Document structure recognition data:

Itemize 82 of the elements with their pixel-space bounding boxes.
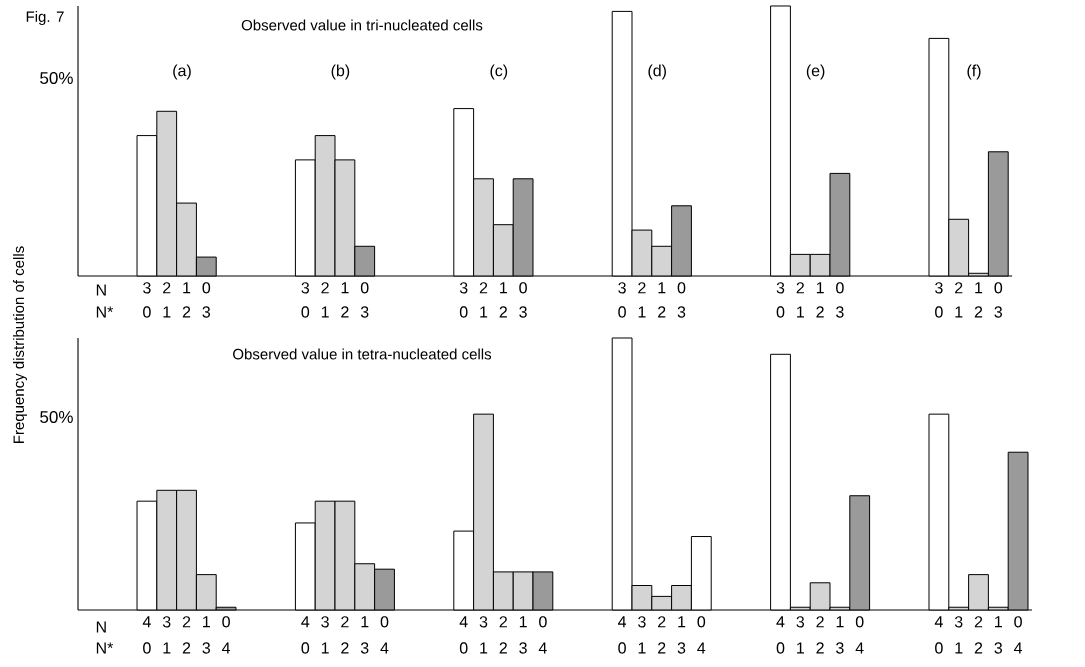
x-tick-label: 1 — [995, 616, 1002, 628]
x-tick-label: 0 — [836, 282, 844, 294]
x-tick-label: 2 — [658, 616, 666, 628]
text: 0 1 2 3 4 — [143, 642, 231, 654]
x-tick-label: 1 — [975, 282, 983, 294]
x-tick-label: 0 — [360, 282, 369, 294]
x-tick-label: 2 — [816, 616, 824, 628]
text: 0 1 2 3 4 — [618, 642, 706, 654]
x-tick-label: 1 — [519, 616, 527, 628]
x-tick-label: 1 — [658, 282, 666, 294]
x-tick-label: 0 — [539, 616, 547, 628]
x-tick-label: 2 — [499, 616, 507, 628]
x-tick-label: 2 — [182, 616, 191, 628]
x-tick-label: 4 — [776, 616, 785, 628]
x-tick-label: 3 — [638, 616, 646, 628]
x-tick-label: 4 — [142, 616, 151, 628]
x-tick-label: 2 — [638, 282, 646, 294]
x-tick-label: 2 — [974, 616, 983, 628]
x-tick-label: 0 — [380, 616, 389, 628]
x-tick-label: 0 — [855, 616, 864, 628]
annotation: (e) — [806, 64, 825, 80]
x-tick-label: 3 — [479, 616, 488, 628]
text: N* — [96, 306, 114, 318]
x-tick-label: 1 — [361, 616, 369, 628]
text: N — [96, 621, 106, 633]
text: 0 1 2 3 4 — [935, 642, 1023, 654]
text: 0 1 2 3 — [459, 306, 527, 318]
x-tick-label: 2 — [163, 282, 171, 294]
x-tick-label: 2 — [321, 282, 329, 294]
x-tick-label: 3 — [301, 282, 310, 294]
x-tick-label: 4 — [301, 616, 310, 628]
x-tick-label: 3 — [162, 616, 171, 628]
x-tick-label: 0 — [222, 616, 230, 628]
x-tick-label: 3 — [459, 282, 468, 294]
text: N* — [96, 642, 114, 654]
x-tick-label: 1 — [183, 282, 191, 294]
text: 0 1 2 3 — [618, 306, 686, 318]
x-tick-label: 3 — [796, 616, 805, 628]
x-tick-label: 3 — [618, 282, 626, 294]
text: 0 1 2 3 — [776, 306, 844, 318]
x-tick-label: 1 — [500, 282, 507, 294]
x-tick-label: 2 — [796, 282, 804, 294]
text: 0 1 2 3 — [143, 306, 211, 318]
x-tick-label: 1 — [341, 282, 349, 294]
x-tick-label: 0 — [697, 616, 706, 628]
text: 50% — [40, 71, 73, 85]
x-tick-label: 2 — [479, 282, 488, 294]
text: 0 1 2 3 — [301, 306, 369, 318]
x-tick-label: 0 — [202, 282, 211, 294]
annotation: (a) — [173, 64, 191, 80]
x-tick-label: 4 — [459, 616, 468, 628]
x-tick-label: 2 — [955, 282, 963, 294]
x-tick-label: 1 — [836, 616, 844, 628]
x-tick-label: 3 — [143, 282, 151, 294]
y-axis-title: Frequency distribution of cells — [13, 246, 27, 443]
x-tick-label: 4 — [618, 616, 627, 628]
x-tick-label: 3 — [935, 282, 943, 294]
x-tick-label: 3 — [776, 282, 785, 294]
text: 0 1 2 3 4 — [459, 642, 547, 654]
text: Observed value in tetra-nucleated cells — [233, 348, 492, 360]
x-tick-label: 0 — [1014, 616, 1022, 628]
caption: Fig. 7 — [26, 11, 64, 25]
text: N — [96, 284, 106, 296]
x-tick-label: 1 — [678, 616, 686, 628]
x-tick-label: 0 — [519, 282, 527, 294]
annotation: (d) — [648, 64, 666, 80]
text: 0 1 2 3 4 — [776, 642, 864, 654]
x-tick-label: 2 — [341, 616, 349, 628]
annotation: (f) — [967, 64, 981, 80]
text: 50% — [40, 410, 73, 424]
x-tick-label: 3 — [954, 616, 963, 628]
x-tick-label: 0 — [677, 282, 686, 294]
text: 0 1 2 3 — [935, 306, 1003, 318]
annotation: (c) — [490, 64, 508, 80]
annotation: (b) — [331, 64, 350, 80]
x-tick-label: 3 — [321, 616, 329, 628]
text: Observed value in tri-nucleated cells — [241, 19, 483, 31]
x-tick-label: 1 — [203, 616, 210, 628]
x-tick-label: 0 — [994, 282, 1003, 294]
text: 0 1 2 3 4 — [301, 642, 389, 654]
x-tick-label: 1 — [816, 282, 824, 294]
x-tick-label: 4 — [934, 616, 943, 628]
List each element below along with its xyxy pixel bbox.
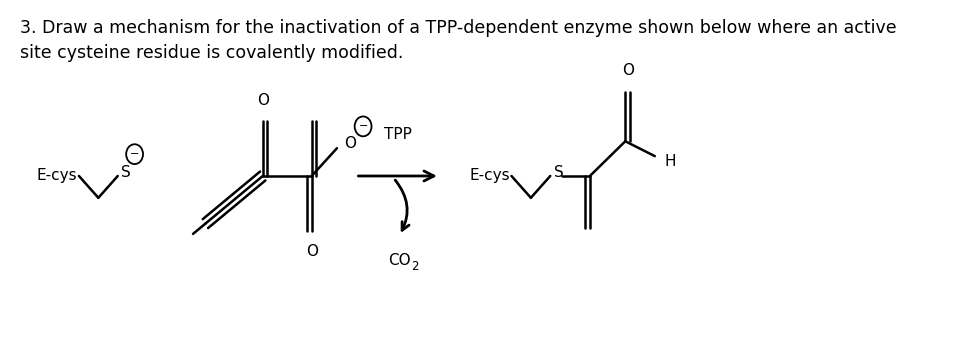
Text: H: H (664, 153, 676, 168)
Text: E-cys: E-cys (469, 168, 509, 183)
Text: O: O (306, 244, 317, 259)
Text: 3. Draw a mechanism for the inactivation of a TPP-dependent enzyme shown below w: 3. Draw a mechanism for the inactivation… (20, 19, 896, 62)
Text: S: S (554, 165, 563, 180)
Text: −: − (358, 121, 367, 132)
Text: −: − (130, 149, 139, 159)
Text: O: O (621, 63, 633, 78)
Text: TPP: TPP (383, 127, 411, 142)
Text: CO: CO (387, 253, 410, 268)
Text: O: O (343, 136, 356, 151)
FancyArrowPatch shape (395, 180, 408, 230)
Text: S: S (121, 165, 131, 180)
Text: O: O (257, 93, 268, 108)
Text: 2: 2 (411, 260, 419, 273)
Text: E-cys: E-cys (37, 168, 77, 183)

> _WORK ORDER_: In the lines above, find the word "Observed" and copy each line that contains it.

> _OUTPUT FOR THIS EXERCISE_:
text: Observed value in tetra-nucleated cells — [233, 348, 492, 360]
text: Observed value in tri-nucleated cells — [241, 19, 483, 31]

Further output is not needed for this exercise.